─── INFORMATION SUPPLIED

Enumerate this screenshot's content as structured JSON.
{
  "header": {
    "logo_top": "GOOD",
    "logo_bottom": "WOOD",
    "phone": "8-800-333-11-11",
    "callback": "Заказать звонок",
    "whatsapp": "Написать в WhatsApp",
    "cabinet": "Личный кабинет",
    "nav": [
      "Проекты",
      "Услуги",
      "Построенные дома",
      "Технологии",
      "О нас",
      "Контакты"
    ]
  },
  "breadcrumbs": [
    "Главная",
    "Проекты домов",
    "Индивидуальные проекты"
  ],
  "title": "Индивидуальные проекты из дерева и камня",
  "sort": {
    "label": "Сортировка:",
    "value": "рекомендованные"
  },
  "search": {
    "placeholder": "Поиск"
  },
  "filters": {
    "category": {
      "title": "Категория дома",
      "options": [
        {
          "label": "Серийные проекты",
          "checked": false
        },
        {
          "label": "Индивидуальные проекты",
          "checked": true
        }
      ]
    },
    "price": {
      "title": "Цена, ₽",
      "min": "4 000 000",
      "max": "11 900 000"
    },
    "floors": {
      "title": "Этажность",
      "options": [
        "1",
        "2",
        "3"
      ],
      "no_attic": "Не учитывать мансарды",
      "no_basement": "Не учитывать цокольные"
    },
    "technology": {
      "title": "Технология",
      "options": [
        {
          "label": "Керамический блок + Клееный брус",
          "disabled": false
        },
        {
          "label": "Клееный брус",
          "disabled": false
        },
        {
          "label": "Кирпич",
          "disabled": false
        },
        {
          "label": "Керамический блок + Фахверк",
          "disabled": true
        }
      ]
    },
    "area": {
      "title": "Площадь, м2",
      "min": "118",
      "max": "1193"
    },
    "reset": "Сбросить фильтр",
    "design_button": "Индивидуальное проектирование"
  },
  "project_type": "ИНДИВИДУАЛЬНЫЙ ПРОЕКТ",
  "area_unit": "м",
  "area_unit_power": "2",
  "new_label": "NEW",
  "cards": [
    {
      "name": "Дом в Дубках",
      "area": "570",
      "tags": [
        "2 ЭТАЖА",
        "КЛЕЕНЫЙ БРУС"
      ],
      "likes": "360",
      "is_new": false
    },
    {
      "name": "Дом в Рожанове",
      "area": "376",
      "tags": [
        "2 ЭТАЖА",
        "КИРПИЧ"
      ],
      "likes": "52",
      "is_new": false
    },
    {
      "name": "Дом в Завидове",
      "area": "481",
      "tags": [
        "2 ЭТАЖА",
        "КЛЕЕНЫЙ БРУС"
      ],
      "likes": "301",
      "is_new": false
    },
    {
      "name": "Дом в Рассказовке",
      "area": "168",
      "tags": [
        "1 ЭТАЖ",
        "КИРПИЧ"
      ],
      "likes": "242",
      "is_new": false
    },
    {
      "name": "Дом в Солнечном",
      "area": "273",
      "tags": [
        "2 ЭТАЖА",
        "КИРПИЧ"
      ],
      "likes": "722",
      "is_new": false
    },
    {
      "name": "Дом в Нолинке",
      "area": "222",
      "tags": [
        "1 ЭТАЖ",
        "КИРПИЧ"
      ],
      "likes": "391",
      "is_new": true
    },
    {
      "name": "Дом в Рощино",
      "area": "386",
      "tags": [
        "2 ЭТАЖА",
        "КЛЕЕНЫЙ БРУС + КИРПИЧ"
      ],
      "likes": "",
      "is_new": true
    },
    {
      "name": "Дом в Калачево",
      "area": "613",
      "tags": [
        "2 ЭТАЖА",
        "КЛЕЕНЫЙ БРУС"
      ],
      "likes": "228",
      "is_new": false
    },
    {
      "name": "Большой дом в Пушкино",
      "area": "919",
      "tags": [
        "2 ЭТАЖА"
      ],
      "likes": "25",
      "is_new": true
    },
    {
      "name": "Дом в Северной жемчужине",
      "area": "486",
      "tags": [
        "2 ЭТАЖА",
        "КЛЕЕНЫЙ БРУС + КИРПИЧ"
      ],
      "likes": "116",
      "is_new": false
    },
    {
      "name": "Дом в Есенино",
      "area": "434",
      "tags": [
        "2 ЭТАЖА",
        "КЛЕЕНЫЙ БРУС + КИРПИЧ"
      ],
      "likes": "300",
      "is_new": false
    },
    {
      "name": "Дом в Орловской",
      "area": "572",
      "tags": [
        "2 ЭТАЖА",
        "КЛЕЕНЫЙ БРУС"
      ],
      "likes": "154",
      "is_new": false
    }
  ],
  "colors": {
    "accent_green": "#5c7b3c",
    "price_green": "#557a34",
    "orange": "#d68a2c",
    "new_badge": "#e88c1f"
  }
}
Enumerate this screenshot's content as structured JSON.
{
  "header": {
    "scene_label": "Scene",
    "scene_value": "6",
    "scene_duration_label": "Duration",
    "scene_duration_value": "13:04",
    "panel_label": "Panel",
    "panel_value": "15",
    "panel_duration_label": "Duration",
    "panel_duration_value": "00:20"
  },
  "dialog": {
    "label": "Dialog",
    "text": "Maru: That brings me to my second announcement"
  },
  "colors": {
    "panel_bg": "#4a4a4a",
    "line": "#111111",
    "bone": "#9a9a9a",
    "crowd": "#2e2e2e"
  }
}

──────

Exactly reproduce every record.

Enumerate this screenshot's content as structured JSON.
{
  "header": {
    "logo_top": "GOOD",
    "logo_bottom": "WOOD",
    "phone": "8-800-333-11-11",
    "callback": "Заказать звонок",
    "whatsapp": "Написать в WhatsApp",
    "cabinet": "Личный кабинет",
    "nav": [
      "Проекты",
      "Услуги",
      "Построенные дома",
      "Технологии",
      "О нас",
      "Контакты"
    ]
  },
  "breadcrumbs": [
    "Главная",
    "Проекты домов",
    "Индивидуальные проекты"
  ],
  "title": "Индивидуальные проекты из дерева и камня",
  "sort": {
    "label": "Сортировка:",
    "value": "рекомендованные"
  },
  "search": {
    "placeholder": "Поиск"
  },
  "filters": {
    "category": {
      "title": "Категория дома",
      "options": [
        {
          "label": "Серийные проекты",
          "checked": false
        },
        {
          "label": "Индивидуальные проекты",
          "checked": true
        }
      ]
    },
    "price": {
      "title": "Цена, ₽",
      "min": "4 000 000",
      "max": "11 900 000"
    },
    "floors": {
      "title": "Этажность",
      "options": [
        "1",
        "2",
        "3"
      ],
      "no_attic": "Не учитывать мансарды",
      "no_basement": "Не учитывать цокольные"
    },
    "technology": {
      "title": "Технология",
      "options": [
        {
          "label": "Керамический блок + Клееный брус",
          "disabled": false
        },
        {
          "label": "Клееный брус",
          "disabled": false
        },
        {
          "label": "Кирпич",
          "disabled": false
        },
        {
          "label": "Керамический блок + Фахверк",
          "disabled": true
        }
      ]
    },
    "area": {
      "title": "Площадь, м2",
      "min": "118",
      "max": "1193"
    },
    "reset": "Сбросить фильтр",
    "design_button": "Индивидуальное проектирование"
  },
  "project_type": "ИНДИВИДУАЛЬНЫЙ ПРОЕКТ",
  "area_unit": "м",
  "area_unit_power": "2",
  "new_label": "NEW",
  "cards": [
    {
      "name": "Дом в Дубках",
      "area": "570",
      "tags": [
        "2 ЭТАЖА",
        "КЛЕЕНЫЙ БРУС"
      ],
      "likes": "360",
      "is_new": false
    },
    {
      "name": "Дом в Рожанове",
      "area": "376",
      "tags": [
        "2 ЭТАЖА",
        "КИРПИЧ"
      ],
      "likes": "52",
      "is_new": false
    },
    {
      "name": "Дом в Завидове",
      "area": "481",
      "tags": [
        "2 ЭТАЖА",
        "КЛЕЕНЫЙ БРУС"
      ],
      "likes": "301",
      "is_new": false
    },
    {
      "name": "Дом в Рассказовке",
      "area": "168",
      "tags": [
        "1 ЭТАЖ",
        "КИРПИЧ"
      ],
      "likes": "242",
      "is_new": false
    },
    {
      "name": "Дом в Солнечном",
      "area": "273",
      "tags": [
        "2 ЭТАЖА",
        "КИРПИЧ"
      ],
      "likes": "722",
      "is_new": false
    },
    {
      "name": "Дом в Нолинке",
      "area": "222",
      "tags": [
        "1 ЭТАЖ",
        "КИРПИЧ"
      ],
      "likes": "391",
      "is_new": true
    },
    {
      "name": "Дом в Рощино",
      "area": "386",
      "tags": [
        "2 ЭТАЖА",
        "КЛЕЕНЫЙ БРУС + КИРПИЧ"
      ],
      "likes": "",
      "is_new": true
    },
    {
      "name": "Дом в Калачево",
      "area": "613",
      "tags": [
        "2 ЭТАЖА",
        "КЛЕЕНЫЙ БРУС"
      ],
      "likes": "228",
      "is_new": false
    },
    {
      "name": "Большой дом в Пушкино",
      "area": "919",
      "tags": [
        "2 ЭТАЖА"
      ],
      "likes": "25",
      "is_new": true
    },
    {
      "name": "Дом в Северной жемчужине",
      "area": "486",
      "tags": [
        "2 ЭТАЖА",
        "КЛЕЕНЫЙ БРУС + КИРПИЧ"
      ],
      "likes": "116",
      "is_new": false
    },
    {
      "name": "Дом в Есенино",
      "area": "434",
      "tags": [
        "2 ЭТАЖА",
        "КЛЕЕНЫЙ БРУС + КИРПИЧ"
      ],
      "likes": "300",
      "is_new": false
    },
    {
      "name": "Дом в Орловской",
      "area": "572",
      "tags": [
        "2 ЭТАЖА",
        "КЛЕЕНЫЙ БРУС"
      ],
      "likes": "154",
      "is_new": false
    }
  ],
  "colors": {
    "accent_green": "#5c7b3c",
    "price_green": "#557a34",
    "orange": "#d68a2c",
    "new_badge": "#e88c1f"
  }
}
Enumerate this screenshot's content as structured JSON.
{
  "header": {
    "scene_label": "Scene",
    "scene_value": "6",
    "scene_duration_label": "Duration",
    "scene_duration_value": "13:04",
    "panel_label": "Panel",
    "panel_value": "15",
    "panel_duration_label": "Duration",
    "panel_duration_value": "00:20"
  },
  "dialog": {
    "label": "Dialog",
    "text": "Maru: That brings me to my second announcement"
  },
  "colors": {
    "panel_bg": "#4a4a4a",
    "line": "#111111",
    "bone": "#9a9a9a",
    "crowd": "#2e2e2e"
  }
}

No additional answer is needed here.